Pick out all lines with the word "ventures" from the records that follow.

═══ RECORDS SUPPLIED

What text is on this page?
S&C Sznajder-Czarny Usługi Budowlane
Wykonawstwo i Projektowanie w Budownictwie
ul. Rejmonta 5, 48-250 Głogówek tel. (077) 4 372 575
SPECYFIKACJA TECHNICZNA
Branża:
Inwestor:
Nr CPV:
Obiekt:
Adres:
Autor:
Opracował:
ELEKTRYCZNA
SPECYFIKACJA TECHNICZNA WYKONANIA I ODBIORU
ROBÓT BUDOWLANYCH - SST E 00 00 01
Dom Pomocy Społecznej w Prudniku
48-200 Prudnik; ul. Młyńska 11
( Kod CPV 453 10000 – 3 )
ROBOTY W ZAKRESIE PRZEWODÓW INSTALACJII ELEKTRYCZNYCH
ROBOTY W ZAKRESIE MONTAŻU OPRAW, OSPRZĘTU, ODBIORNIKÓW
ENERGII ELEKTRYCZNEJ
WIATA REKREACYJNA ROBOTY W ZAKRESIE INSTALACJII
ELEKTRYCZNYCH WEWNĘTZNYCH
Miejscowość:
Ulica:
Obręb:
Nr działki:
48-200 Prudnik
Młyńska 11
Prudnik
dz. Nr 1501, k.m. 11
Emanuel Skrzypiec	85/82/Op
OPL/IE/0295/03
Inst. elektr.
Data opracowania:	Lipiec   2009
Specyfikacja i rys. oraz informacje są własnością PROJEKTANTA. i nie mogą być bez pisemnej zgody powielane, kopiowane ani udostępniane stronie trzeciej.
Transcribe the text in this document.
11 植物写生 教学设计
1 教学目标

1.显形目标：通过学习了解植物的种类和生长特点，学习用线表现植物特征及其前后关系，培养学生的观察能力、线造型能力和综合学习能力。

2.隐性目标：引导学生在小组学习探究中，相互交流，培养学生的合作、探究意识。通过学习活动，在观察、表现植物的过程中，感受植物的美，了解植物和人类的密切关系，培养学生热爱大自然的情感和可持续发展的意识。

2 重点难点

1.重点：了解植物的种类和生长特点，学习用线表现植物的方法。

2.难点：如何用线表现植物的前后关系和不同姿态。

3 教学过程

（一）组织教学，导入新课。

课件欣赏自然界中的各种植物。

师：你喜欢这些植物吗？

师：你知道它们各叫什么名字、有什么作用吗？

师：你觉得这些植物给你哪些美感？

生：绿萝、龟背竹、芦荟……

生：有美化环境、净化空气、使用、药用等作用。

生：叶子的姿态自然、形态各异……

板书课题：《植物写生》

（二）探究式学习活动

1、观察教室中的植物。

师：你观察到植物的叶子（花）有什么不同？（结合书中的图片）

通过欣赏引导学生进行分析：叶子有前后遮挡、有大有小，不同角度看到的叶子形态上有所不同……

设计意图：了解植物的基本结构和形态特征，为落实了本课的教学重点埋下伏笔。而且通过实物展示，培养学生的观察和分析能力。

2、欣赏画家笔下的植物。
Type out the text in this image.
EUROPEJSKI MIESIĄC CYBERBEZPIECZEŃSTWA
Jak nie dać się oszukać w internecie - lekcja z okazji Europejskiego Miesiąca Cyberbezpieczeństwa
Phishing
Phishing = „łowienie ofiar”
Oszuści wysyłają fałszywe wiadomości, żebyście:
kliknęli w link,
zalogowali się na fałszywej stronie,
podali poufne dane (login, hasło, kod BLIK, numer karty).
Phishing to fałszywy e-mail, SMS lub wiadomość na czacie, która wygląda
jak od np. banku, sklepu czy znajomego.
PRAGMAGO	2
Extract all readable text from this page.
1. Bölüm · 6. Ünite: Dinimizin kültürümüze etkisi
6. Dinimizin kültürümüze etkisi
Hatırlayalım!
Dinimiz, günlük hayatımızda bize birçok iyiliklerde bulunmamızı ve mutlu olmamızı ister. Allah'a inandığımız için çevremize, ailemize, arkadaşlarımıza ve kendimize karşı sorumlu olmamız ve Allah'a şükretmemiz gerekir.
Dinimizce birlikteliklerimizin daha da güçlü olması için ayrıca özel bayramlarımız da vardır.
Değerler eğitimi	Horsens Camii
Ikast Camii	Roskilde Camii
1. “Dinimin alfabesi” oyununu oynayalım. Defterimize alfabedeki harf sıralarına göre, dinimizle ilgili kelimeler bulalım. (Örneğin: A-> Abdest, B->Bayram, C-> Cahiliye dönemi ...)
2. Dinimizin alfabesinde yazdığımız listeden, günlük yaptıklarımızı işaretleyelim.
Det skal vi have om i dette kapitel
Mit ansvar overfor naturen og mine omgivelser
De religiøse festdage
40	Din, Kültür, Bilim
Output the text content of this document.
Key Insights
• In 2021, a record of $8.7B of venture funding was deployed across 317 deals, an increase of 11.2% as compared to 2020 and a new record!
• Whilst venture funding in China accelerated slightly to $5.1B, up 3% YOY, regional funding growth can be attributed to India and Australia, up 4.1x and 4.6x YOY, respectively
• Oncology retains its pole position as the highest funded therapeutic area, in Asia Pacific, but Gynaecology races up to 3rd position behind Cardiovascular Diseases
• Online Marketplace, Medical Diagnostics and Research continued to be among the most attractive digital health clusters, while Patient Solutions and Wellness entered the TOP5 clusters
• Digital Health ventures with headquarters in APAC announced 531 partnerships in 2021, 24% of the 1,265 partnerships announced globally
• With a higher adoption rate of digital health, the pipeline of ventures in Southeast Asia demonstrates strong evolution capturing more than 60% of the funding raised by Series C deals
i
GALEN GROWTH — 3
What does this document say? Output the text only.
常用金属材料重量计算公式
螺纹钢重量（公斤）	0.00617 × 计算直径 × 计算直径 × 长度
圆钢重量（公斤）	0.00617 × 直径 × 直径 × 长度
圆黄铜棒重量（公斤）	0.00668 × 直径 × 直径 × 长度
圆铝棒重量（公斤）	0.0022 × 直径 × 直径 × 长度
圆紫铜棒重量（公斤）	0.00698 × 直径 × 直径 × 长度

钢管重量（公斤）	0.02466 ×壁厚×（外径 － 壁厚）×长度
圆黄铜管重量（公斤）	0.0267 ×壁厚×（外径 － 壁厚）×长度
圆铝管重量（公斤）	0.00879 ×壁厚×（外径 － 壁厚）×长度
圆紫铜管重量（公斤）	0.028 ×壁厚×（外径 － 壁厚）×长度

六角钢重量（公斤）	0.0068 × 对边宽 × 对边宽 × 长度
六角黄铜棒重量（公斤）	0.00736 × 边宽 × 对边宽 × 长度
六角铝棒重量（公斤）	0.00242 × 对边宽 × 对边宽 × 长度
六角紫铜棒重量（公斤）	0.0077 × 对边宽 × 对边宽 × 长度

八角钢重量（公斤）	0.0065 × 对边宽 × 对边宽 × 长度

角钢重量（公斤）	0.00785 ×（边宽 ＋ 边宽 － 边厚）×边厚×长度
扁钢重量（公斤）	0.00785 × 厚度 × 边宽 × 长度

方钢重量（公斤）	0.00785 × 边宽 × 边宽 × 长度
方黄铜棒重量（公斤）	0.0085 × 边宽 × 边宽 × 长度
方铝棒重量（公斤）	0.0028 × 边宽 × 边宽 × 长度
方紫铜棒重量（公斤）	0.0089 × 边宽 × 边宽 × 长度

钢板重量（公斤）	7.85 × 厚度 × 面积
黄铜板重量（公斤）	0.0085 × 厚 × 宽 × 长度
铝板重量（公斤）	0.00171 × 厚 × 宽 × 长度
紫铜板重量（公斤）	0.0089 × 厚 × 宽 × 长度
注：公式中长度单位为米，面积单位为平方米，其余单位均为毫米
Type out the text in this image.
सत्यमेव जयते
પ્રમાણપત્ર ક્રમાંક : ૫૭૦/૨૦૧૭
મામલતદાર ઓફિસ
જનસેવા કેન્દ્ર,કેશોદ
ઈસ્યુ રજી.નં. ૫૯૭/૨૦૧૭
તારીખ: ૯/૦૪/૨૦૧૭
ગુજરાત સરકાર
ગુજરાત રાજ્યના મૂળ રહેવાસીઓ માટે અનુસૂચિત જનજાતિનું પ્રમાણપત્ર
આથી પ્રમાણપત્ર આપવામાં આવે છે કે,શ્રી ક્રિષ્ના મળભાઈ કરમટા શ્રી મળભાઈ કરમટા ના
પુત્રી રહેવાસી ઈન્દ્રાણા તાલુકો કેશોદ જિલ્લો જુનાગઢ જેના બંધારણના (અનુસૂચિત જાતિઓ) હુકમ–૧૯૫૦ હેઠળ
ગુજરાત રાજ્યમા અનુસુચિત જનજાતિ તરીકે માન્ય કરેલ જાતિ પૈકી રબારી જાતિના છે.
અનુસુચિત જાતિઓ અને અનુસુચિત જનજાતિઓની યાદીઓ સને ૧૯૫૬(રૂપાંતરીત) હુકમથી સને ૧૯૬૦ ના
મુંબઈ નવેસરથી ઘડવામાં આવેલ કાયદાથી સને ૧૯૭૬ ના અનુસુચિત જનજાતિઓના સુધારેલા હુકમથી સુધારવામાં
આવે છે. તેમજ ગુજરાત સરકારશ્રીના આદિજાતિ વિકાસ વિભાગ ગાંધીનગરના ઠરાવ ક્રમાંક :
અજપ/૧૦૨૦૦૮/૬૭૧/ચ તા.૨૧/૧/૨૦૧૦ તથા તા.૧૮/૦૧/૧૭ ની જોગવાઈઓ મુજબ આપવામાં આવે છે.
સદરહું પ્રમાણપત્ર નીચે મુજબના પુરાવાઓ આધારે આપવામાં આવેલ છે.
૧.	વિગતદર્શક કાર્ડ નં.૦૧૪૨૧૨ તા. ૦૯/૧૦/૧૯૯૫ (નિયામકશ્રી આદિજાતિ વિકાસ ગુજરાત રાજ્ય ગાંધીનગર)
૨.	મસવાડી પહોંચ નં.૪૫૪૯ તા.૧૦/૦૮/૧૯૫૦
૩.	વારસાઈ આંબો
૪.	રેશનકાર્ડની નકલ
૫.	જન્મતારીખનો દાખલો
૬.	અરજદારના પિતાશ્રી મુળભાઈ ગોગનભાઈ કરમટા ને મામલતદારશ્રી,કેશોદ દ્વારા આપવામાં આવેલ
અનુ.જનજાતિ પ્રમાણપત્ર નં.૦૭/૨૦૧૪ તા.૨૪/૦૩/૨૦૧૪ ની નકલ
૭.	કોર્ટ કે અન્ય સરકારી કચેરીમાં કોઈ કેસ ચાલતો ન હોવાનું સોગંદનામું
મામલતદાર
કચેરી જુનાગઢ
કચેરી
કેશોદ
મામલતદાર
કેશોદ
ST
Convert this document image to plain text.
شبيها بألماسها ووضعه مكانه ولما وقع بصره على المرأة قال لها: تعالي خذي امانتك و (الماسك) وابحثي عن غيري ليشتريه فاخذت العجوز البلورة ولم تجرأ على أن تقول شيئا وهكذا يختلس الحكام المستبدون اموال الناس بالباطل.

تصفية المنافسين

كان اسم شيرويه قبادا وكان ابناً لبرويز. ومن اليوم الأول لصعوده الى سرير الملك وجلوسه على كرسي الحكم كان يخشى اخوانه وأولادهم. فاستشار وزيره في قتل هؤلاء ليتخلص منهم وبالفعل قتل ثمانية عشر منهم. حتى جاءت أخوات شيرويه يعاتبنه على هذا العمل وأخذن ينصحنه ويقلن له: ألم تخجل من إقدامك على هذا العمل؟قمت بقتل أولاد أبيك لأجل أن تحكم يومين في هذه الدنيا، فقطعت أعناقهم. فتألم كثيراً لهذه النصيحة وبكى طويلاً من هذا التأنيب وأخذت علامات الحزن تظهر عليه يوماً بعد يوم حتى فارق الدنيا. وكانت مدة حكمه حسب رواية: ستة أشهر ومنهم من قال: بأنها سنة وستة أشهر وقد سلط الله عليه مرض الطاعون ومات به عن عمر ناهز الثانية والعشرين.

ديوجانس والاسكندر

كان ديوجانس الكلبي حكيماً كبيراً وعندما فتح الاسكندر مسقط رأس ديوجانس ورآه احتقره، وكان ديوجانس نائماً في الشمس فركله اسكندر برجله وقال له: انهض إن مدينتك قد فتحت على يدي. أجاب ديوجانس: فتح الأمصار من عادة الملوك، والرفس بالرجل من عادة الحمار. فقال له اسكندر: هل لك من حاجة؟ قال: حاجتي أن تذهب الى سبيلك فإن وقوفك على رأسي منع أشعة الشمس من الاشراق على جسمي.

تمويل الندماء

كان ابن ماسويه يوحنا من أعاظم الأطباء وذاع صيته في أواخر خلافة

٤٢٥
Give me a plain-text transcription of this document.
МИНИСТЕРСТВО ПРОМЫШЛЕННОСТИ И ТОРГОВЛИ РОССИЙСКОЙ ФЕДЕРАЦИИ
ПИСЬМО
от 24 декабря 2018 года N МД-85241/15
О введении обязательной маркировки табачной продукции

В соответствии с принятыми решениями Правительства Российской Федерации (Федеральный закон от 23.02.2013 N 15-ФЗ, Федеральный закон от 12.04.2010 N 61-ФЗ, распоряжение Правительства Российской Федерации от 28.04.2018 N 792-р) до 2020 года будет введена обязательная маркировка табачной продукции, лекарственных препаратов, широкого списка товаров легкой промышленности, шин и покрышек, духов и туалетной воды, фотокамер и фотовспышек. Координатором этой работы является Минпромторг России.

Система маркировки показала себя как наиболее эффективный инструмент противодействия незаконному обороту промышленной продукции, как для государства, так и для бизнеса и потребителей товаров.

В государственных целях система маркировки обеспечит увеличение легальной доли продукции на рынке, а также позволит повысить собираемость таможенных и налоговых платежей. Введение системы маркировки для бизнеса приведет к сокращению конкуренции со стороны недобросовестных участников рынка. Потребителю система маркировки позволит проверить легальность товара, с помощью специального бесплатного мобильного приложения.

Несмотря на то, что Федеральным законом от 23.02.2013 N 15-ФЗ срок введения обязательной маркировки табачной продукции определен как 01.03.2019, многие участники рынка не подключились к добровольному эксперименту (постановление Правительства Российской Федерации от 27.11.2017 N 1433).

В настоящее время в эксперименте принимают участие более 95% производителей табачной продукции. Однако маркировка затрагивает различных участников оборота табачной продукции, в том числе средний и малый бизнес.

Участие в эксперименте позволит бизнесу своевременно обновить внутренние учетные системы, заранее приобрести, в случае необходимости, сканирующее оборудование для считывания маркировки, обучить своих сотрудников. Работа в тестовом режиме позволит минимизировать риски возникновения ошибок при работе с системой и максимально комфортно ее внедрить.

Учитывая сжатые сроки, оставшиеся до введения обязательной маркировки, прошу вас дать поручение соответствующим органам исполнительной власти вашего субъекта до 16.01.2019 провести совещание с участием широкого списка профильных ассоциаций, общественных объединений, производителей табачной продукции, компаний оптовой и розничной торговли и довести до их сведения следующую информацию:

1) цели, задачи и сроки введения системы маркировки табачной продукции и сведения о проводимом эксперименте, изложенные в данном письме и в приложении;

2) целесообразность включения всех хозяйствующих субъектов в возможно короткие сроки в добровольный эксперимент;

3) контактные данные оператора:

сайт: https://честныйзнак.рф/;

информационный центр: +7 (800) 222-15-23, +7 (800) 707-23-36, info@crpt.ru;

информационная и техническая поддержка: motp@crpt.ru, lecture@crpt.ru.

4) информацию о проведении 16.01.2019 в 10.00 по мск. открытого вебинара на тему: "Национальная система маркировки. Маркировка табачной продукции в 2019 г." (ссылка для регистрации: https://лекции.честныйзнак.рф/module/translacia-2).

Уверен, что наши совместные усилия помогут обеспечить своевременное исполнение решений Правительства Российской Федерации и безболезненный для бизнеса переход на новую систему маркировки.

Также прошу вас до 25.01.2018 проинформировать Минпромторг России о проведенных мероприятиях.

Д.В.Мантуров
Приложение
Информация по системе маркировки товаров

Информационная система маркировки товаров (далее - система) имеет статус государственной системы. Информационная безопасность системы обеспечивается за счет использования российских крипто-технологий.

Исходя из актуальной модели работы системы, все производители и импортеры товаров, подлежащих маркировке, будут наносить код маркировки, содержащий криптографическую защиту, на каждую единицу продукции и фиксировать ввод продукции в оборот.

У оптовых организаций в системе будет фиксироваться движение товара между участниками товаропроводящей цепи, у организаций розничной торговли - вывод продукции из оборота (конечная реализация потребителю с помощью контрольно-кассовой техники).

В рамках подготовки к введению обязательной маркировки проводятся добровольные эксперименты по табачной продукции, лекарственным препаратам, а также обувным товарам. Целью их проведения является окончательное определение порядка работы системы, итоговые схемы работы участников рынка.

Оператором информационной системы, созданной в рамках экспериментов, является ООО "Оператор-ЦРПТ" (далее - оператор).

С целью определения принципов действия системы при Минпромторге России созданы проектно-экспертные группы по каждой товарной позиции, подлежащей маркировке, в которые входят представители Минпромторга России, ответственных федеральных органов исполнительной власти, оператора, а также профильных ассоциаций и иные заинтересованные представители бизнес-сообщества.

══════

# EXERCISE ANSWER:
• Digital Health ventures with headquarters in APAC announced 531 partnerships in 2021, 24% of the 1,265 partnerships announced globally
• With a higher adoption rate of digital health, the pipeline of ventures in Southeast Asia demonstrates strong evolution capturing more than 60% of the funding raised by Series C deals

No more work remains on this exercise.